YOUR OBJECTIVE - Each line containing the word "высоких" must be reported.

Items from a dataset -
+ + + + + + +

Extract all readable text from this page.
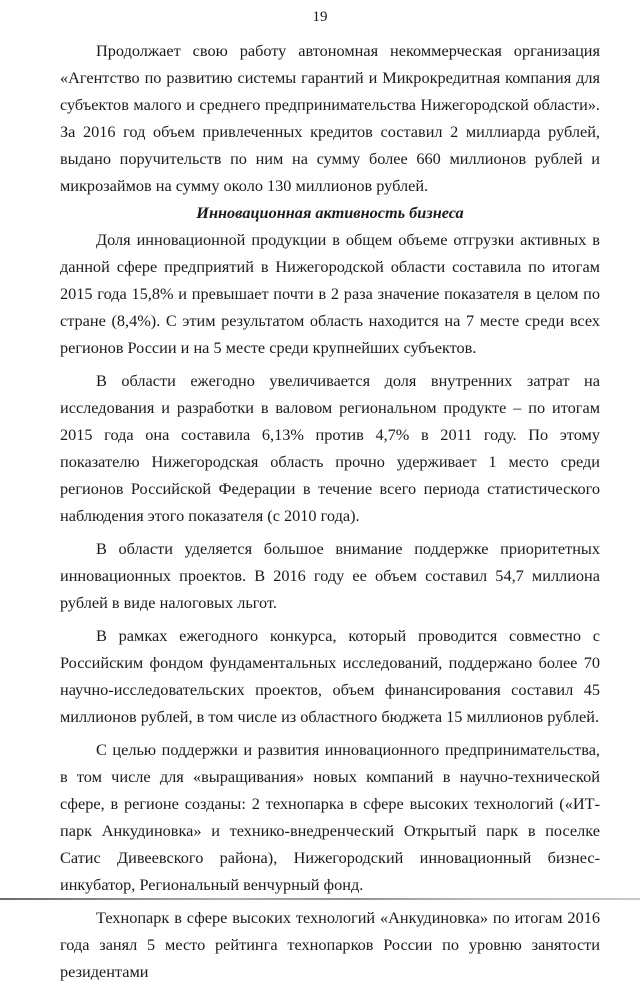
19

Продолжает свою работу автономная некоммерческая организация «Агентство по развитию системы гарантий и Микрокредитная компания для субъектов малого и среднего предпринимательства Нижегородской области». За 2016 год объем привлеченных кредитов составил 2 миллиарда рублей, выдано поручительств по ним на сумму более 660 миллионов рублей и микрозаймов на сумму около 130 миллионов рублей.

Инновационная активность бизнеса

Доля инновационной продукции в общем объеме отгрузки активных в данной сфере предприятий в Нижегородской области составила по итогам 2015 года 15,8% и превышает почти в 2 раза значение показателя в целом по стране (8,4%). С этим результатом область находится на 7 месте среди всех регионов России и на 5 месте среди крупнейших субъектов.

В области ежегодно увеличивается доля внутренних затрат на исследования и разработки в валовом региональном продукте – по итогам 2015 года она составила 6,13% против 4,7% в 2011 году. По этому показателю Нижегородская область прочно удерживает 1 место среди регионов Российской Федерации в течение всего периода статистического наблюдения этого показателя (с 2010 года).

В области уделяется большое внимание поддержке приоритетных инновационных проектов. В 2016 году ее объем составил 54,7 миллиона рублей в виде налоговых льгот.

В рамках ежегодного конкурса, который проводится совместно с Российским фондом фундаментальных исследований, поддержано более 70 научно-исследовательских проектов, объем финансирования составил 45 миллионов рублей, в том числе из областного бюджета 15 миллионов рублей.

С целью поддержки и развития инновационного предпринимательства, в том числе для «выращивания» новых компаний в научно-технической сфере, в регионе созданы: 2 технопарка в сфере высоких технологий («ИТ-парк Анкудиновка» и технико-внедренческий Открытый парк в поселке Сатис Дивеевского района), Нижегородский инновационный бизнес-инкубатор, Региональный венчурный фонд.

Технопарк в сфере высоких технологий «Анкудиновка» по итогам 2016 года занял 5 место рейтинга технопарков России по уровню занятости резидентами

+ + + + + + +

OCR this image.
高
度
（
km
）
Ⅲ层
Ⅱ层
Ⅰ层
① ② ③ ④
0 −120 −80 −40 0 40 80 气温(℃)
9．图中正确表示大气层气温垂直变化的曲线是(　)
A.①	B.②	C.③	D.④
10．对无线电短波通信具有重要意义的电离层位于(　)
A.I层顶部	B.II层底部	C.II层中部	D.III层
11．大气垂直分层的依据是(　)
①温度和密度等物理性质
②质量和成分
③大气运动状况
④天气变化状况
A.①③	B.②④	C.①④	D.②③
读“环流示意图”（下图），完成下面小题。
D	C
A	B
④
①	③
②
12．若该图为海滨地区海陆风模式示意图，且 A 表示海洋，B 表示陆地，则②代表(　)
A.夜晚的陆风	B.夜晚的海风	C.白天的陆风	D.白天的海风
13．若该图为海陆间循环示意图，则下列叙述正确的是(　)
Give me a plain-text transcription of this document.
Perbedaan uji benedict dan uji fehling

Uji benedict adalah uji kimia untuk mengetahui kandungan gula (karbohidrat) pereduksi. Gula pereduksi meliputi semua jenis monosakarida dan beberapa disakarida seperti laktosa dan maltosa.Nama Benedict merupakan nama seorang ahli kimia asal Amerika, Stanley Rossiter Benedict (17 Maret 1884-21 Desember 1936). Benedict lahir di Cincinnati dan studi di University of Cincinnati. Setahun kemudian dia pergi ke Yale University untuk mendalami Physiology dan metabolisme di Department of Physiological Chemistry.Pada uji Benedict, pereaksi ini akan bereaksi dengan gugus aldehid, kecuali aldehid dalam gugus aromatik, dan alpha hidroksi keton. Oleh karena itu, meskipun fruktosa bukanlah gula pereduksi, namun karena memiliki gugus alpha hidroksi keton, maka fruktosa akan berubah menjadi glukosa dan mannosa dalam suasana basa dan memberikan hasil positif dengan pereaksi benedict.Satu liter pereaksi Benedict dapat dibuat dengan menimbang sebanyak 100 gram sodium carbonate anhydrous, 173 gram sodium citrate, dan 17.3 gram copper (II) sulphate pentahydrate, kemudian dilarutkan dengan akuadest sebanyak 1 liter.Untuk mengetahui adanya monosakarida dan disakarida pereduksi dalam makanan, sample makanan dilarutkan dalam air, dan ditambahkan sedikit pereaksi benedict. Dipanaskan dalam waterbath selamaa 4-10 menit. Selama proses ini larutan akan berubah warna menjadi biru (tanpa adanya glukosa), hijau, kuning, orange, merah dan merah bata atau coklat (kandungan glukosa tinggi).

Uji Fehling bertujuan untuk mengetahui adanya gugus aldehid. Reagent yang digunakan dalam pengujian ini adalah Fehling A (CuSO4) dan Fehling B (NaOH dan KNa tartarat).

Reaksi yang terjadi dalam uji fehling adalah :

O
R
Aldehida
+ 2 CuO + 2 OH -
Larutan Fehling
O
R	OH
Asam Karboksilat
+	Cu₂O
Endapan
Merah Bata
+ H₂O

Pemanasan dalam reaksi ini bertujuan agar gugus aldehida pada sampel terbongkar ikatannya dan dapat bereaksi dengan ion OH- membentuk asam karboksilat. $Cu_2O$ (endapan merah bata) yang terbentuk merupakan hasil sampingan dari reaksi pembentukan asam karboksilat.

+ + + + + + +

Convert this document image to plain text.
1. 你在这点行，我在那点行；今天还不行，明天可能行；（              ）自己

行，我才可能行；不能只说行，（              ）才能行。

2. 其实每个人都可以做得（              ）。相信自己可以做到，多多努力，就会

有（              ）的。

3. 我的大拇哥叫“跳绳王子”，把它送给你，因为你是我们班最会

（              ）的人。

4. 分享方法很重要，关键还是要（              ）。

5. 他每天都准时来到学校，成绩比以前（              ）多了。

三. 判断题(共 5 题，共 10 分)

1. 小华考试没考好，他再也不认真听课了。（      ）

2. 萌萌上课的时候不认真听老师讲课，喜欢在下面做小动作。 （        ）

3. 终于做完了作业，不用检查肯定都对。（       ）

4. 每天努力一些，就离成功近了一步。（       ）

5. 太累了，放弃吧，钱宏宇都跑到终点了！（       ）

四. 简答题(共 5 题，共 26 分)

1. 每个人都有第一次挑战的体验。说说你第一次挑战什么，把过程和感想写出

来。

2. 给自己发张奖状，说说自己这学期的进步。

+ + + + + + +

IN RESPONSE -
С целью поддержки и развития инновационного предпринимательства, в том числе для «выращивания» новых компаний в научно-технической сфере, в регионе созданы: 2 технопарка в сфере высоких технологий («ИТ-парк Анкудиновка» и технико-внедренческий Открытый парк в поселке Сатис Дивеевского района), Нижегородский инновационный бизнес-инкубатор, Региональный венчурный фонд.
Технопарк в сфере высоких технологий «Анкудиновка» по итогам 2016 года занял 5 место рейтинга технопарков России по уровню занятости резидентами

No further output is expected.